> **Data items**:
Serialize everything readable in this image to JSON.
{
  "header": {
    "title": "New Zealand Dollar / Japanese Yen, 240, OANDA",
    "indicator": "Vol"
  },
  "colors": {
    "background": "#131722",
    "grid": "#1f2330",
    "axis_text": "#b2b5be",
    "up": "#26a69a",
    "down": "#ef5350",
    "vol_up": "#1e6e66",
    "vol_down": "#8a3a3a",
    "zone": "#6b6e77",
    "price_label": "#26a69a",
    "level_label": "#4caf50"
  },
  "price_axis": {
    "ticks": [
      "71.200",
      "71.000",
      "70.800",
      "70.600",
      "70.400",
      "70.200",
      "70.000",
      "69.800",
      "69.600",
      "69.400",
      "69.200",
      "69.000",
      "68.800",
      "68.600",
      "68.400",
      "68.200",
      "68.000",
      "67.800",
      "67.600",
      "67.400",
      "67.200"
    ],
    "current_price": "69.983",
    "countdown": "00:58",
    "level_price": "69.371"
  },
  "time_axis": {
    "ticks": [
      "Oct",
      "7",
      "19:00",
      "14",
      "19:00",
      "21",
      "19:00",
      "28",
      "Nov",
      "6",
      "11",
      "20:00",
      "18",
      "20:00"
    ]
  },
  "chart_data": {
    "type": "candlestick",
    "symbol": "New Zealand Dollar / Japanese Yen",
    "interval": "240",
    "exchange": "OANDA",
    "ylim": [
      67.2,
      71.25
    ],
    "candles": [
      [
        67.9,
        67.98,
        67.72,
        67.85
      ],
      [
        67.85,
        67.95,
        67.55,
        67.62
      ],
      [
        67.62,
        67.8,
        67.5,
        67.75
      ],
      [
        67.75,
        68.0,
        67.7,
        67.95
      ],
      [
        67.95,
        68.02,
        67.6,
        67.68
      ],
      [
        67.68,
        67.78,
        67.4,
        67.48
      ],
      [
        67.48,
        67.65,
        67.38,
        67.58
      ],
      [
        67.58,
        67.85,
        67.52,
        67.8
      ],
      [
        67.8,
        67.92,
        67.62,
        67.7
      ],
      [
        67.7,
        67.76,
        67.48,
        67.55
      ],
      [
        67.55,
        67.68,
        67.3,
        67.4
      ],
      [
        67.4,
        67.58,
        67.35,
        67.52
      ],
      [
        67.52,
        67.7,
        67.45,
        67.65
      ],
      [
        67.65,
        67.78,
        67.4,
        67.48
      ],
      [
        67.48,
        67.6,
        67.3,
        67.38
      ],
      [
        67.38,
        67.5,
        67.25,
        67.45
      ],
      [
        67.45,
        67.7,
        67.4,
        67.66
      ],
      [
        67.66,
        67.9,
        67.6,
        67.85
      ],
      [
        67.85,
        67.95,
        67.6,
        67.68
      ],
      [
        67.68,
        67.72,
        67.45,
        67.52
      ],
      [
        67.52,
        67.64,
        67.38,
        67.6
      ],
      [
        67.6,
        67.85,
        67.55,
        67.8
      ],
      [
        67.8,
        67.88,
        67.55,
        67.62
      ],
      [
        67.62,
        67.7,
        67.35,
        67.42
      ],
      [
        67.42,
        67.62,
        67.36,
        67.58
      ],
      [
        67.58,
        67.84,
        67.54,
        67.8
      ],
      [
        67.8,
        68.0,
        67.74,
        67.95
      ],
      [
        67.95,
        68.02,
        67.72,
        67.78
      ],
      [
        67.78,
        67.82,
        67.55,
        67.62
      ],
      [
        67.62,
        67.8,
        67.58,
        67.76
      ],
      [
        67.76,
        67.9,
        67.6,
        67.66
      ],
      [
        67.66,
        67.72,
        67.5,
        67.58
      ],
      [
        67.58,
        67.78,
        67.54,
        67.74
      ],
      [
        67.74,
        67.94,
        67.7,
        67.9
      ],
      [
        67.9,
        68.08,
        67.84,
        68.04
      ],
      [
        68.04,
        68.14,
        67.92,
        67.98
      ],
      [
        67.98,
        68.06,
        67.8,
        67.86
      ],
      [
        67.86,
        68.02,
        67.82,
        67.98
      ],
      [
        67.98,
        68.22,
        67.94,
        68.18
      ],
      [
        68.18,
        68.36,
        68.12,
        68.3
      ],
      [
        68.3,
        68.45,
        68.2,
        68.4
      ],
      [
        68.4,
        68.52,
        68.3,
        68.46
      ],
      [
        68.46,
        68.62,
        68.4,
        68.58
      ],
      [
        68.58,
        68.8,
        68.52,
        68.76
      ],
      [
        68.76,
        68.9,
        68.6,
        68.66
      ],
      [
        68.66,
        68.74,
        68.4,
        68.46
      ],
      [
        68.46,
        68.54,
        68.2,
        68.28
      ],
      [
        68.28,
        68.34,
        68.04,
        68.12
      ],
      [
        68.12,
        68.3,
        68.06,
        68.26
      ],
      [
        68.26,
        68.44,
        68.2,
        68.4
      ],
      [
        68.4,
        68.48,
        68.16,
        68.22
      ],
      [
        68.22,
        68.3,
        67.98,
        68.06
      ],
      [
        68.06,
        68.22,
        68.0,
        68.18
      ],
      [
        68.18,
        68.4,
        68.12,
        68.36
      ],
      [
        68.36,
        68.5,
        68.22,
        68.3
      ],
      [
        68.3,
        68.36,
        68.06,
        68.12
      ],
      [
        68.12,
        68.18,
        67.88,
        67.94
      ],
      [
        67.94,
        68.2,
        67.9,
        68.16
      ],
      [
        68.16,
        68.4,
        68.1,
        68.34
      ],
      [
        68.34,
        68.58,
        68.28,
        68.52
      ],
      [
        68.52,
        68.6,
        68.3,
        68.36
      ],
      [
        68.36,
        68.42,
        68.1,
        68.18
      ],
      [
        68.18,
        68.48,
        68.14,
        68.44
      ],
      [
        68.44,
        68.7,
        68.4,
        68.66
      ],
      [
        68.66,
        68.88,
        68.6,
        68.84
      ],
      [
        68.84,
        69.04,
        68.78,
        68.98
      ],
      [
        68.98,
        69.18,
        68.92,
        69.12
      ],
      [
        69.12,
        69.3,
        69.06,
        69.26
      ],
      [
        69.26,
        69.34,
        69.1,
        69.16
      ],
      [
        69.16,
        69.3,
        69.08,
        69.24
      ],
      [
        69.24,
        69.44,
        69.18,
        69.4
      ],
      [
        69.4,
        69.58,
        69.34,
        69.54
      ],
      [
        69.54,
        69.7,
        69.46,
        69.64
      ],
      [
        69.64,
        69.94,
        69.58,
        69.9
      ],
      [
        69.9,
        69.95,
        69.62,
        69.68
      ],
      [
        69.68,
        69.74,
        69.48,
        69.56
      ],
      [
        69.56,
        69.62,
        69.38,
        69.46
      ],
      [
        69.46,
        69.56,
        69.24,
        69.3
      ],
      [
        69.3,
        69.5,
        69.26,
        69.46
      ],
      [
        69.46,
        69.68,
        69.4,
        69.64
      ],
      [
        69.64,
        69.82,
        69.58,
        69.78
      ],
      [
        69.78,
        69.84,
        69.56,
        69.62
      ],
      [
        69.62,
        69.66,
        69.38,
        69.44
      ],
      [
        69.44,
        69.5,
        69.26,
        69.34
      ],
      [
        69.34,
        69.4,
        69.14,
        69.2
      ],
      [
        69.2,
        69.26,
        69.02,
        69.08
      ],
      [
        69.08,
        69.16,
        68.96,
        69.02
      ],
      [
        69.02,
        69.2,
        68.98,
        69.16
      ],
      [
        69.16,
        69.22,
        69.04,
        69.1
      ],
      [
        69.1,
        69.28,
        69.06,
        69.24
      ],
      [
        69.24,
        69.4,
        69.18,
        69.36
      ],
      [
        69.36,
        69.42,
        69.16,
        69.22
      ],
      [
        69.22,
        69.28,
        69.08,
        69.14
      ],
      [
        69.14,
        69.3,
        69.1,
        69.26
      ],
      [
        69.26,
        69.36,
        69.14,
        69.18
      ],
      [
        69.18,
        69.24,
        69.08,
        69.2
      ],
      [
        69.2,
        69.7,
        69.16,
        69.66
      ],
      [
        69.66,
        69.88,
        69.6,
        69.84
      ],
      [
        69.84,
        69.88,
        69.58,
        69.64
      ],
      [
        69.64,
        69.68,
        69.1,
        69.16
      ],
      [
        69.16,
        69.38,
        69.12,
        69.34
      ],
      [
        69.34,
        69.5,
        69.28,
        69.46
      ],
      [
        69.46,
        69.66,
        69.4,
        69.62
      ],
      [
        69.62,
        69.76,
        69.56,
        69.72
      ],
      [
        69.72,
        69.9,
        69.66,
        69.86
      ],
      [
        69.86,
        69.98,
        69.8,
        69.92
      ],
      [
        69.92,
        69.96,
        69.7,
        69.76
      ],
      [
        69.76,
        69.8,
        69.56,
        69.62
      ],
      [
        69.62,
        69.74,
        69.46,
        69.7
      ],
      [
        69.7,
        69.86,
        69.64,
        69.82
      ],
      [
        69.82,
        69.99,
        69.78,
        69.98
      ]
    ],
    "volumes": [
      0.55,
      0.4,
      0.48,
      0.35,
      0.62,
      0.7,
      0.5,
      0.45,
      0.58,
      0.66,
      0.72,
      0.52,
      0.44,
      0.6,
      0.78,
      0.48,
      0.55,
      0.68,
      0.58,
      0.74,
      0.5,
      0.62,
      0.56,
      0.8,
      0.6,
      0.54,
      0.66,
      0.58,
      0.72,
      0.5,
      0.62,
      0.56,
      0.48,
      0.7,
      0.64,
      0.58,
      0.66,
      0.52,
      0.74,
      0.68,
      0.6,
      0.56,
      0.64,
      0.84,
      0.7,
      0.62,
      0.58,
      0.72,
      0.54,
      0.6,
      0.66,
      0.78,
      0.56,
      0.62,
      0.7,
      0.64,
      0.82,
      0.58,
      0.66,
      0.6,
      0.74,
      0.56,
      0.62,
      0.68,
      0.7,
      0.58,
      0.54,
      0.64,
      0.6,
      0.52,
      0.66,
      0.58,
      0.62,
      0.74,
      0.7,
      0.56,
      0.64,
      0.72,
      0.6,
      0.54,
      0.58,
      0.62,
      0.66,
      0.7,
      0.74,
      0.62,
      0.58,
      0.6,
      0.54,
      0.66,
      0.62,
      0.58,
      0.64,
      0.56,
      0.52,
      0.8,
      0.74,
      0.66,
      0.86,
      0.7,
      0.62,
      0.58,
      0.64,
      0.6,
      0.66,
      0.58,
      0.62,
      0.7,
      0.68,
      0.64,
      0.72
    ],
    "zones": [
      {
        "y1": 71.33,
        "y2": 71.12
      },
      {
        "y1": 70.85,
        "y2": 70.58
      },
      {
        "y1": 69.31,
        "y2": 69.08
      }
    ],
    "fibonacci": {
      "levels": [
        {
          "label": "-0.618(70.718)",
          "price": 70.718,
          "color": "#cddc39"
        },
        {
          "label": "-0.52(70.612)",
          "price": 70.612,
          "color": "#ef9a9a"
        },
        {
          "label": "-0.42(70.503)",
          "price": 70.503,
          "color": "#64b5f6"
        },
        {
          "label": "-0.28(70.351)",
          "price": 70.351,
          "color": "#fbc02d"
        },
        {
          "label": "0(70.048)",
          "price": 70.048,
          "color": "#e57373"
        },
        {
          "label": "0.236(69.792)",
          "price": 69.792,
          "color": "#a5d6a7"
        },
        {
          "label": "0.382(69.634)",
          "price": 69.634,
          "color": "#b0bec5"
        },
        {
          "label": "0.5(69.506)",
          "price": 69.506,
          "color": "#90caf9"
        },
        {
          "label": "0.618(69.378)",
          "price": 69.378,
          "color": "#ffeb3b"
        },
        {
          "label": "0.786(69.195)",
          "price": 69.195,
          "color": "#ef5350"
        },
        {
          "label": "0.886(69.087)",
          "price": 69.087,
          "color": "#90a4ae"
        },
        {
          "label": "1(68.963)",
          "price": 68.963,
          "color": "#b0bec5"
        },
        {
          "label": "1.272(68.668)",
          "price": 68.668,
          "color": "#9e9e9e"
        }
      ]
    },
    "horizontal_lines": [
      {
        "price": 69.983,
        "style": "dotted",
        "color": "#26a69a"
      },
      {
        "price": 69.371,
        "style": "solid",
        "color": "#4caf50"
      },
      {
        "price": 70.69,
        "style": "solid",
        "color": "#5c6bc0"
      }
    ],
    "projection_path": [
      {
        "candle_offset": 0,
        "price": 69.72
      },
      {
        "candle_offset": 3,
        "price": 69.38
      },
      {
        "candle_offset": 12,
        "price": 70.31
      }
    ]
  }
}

> **Task prompt**: Count every line in the data where the string "Zealand" occurs. Give nothing except the number.

> **Exercise answer**: 2